_What the exercise asks_. Filter the entries that follow, copying every line in which the word "Collagen" appears.

_Available data_.
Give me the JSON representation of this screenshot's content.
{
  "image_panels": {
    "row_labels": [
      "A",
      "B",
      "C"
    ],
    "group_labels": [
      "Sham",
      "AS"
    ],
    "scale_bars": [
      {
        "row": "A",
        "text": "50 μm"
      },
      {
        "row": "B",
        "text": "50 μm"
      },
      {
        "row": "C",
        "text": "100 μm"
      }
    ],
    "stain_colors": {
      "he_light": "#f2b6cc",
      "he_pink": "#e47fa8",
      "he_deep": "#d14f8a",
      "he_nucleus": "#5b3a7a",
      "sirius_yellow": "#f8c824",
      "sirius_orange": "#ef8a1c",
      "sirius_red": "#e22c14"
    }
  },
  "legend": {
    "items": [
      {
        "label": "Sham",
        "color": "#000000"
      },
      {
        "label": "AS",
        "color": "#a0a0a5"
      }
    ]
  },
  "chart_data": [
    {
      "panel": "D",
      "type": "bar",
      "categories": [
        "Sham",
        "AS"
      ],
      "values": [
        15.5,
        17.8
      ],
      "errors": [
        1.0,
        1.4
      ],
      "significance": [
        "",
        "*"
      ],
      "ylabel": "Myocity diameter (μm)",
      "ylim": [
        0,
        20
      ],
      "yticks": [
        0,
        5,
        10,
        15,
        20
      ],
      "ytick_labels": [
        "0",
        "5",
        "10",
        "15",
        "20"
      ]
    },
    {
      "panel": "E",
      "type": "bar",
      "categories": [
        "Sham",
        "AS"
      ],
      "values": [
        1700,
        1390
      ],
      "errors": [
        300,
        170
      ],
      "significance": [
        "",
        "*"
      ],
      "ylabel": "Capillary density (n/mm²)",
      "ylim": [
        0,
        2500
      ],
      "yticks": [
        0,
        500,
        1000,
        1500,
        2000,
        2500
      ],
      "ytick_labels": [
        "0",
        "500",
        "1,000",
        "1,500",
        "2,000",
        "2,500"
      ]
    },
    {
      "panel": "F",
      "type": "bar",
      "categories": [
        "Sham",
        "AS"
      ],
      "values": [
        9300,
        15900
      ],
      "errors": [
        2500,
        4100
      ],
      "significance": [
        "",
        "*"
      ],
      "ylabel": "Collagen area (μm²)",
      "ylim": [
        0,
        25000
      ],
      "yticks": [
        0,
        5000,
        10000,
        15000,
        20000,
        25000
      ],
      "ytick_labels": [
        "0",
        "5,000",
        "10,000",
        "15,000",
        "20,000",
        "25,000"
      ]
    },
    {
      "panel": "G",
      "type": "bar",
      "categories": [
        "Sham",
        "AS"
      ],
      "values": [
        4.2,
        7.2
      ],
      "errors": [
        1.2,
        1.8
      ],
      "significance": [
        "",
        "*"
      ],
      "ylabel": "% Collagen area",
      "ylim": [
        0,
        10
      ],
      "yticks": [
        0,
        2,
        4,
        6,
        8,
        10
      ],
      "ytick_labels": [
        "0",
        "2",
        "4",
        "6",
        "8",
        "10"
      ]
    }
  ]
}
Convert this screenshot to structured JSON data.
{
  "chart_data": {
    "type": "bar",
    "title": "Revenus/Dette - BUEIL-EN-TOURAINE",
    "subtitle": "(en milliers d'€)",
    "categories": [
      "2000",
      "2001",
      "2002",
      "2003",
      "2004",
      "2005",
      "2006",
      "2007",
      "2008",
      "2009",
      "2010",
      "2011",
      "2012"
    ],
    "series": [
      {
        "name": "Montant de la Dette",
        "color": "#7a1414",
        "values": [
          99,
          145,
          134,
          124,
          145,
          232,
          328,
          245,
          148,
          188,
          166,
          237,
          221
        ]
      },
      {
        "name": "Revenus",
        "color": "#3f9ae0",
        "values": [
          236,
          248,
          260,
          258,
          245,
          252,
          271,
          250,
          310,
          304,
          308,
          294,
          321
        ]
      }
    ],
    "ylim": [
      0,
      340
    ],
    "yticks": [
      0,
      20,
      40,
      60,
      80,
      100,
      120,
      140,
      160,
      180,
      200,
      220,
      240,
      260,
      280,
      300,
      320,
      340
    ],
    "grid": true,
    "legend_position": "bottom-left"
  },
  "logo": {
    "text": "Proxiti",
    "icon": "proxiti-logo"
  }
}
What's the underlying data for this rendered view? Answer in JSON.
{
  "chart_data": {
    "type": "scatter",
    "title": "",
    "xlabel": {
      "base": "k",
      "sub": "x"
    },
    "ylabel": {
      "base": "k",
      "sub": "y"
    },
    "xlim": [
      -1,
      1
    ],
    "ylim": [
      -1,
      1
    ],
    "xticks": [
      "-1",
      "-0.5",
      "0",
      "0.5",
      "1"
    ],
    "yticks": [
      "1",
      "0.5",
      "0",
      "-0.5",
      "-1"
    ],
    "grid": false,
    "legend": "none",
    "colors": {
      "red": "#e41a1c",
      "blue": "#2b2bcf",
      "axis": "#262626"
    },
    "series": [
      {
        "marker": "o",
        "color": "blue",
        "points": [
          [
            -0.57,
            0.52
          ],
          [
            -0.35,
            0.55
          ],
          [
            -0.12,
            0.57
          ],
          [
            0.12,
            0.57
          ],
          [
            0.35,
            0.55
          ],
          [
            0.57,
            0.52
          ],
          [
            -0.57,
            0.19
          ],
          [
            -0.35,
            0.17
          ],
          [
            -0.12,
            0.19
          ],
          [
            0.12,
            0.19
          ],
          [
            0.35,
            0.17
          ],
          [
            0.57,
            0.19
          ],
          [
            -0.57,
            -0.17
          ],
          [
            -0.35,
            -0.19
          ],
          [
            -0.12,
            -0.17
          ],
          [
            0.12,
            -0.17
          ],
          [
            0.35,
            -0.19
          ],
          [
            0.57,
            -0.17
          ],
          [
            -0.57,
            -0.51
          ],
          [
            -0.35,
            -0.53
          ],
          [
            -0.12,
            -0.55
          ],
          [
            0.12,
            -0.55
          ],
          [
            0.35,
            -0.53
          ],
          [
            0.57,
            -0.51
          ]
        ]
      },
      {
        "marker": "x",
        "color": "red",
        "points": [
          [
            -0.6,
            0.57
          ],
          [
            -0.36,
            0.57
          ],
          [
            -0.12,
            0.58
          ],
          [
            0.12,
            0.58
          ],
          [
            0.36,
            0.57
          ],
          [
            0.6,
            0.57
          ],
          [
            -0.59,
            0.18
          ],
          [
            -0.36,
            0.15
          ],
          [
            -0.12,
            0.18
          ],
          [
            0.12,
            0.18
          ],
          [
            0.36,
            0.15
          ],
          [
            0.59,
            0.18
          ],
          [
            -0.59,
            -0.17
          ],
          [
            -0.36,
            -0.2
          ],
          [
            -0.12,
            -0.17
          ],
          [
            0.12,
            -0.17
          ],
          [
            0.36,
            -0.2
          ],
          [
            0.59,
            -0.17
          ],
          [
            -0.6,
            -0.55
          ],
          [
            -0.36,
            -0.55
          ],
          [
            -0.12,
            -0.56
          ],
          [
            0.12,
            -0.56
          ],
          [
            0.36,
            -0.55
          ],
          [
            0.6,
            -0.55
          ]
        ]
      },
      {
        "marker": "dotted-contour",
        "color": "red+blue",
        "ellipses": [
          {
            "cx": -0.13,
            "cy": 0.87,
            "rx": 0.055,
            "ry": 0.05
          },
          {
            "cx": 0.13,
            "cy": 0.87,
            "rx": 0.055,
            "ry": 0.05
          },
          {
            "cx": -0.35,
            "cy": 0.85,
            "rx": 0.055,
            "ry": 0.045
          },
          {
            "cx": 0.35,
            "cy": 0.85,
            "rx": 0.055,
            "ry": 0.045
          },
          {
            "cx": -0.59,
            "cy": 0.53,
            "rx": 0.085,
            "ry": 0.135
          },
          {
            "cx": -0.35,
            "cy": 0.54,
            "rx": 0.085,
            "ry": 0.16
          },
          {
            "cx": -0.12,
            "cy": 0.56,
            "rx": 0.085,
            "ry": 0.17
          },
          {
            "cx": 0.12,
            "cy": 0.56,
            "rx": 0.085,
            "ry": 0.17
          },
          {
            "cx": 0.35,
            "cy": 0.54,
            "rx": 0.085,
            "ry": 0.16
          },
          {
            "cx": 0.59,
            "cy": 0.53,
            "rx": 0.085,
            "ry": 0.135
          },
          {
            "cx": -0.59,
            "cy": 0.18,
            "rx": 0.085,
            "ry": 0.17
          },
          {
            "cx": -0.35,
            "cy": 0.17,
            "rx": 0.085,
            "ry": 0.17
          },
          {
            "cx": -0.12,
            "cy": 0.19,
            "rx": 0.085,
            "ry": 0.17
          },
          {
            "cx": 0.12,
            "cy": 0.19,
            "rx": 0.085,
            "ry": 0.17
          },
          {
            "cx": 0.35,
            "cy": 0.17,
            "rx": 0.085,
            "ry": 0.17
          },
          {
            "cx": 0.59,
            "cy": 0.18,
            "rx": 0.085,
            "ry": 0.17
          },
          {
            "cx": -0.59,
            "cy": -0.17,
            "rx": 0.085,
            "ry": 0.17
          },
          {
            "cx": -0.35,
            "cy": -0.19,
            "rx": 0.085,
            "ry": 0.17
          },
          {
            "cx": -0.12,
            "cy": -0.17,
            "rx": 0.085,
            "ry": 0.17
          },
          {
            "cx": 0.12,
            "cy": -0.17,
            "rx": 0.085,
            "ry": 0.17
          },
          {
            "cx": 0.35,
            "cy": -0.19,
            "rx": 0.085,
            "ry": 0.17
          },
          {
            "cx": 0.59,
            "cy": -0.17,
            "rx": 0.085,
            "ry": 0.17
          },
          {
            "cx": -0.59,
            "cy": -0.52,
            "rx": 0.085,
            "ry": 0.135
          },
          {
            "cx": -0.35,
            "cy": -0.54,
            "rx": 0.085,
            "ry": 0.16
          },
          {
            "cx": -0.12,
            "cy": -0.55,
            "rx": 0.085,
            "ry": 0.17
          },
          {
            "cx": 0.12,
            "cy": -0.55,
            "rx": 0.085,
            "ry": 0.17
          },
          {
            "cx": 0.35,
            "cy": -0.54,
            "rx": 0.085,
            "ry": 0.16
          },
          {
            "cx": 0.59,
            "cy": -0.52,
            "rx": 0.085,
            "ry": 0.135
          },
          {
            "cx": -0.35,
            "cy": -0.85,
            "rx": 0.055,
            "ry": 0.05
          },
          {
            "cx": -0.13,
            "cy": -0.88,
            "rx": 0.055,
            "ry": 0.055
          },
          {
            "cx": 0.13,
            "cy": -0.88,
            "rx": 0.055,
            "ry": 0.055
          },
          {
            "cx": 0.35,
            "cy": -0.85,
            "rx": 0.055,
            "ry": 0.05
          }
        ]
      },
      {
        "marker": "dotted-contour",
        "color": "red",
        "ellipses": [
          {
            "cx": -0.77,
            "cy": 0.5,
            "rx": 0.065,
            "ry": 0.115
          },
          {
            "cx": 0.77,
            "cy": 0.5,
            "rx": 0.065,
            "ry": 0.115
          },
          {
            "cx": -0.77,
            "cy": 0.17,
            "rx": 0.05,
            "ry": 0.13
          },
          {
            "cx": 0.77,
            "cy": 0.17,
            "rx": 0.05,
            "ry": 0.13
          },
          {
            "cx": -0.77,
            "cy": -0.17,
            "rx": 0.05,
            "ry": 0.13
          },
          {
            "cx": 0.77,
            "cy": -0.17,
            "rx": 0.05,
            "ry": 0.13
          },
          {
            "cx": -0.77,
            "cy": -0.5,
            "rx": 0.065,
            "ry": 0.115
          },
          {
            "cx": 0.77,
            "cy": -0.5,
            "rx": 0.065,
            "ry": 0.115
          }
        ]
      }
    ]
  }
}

_Response to the task_.
      "ylabel": "Collagen area (μm²)",
      "ylabel": "% Collagen area",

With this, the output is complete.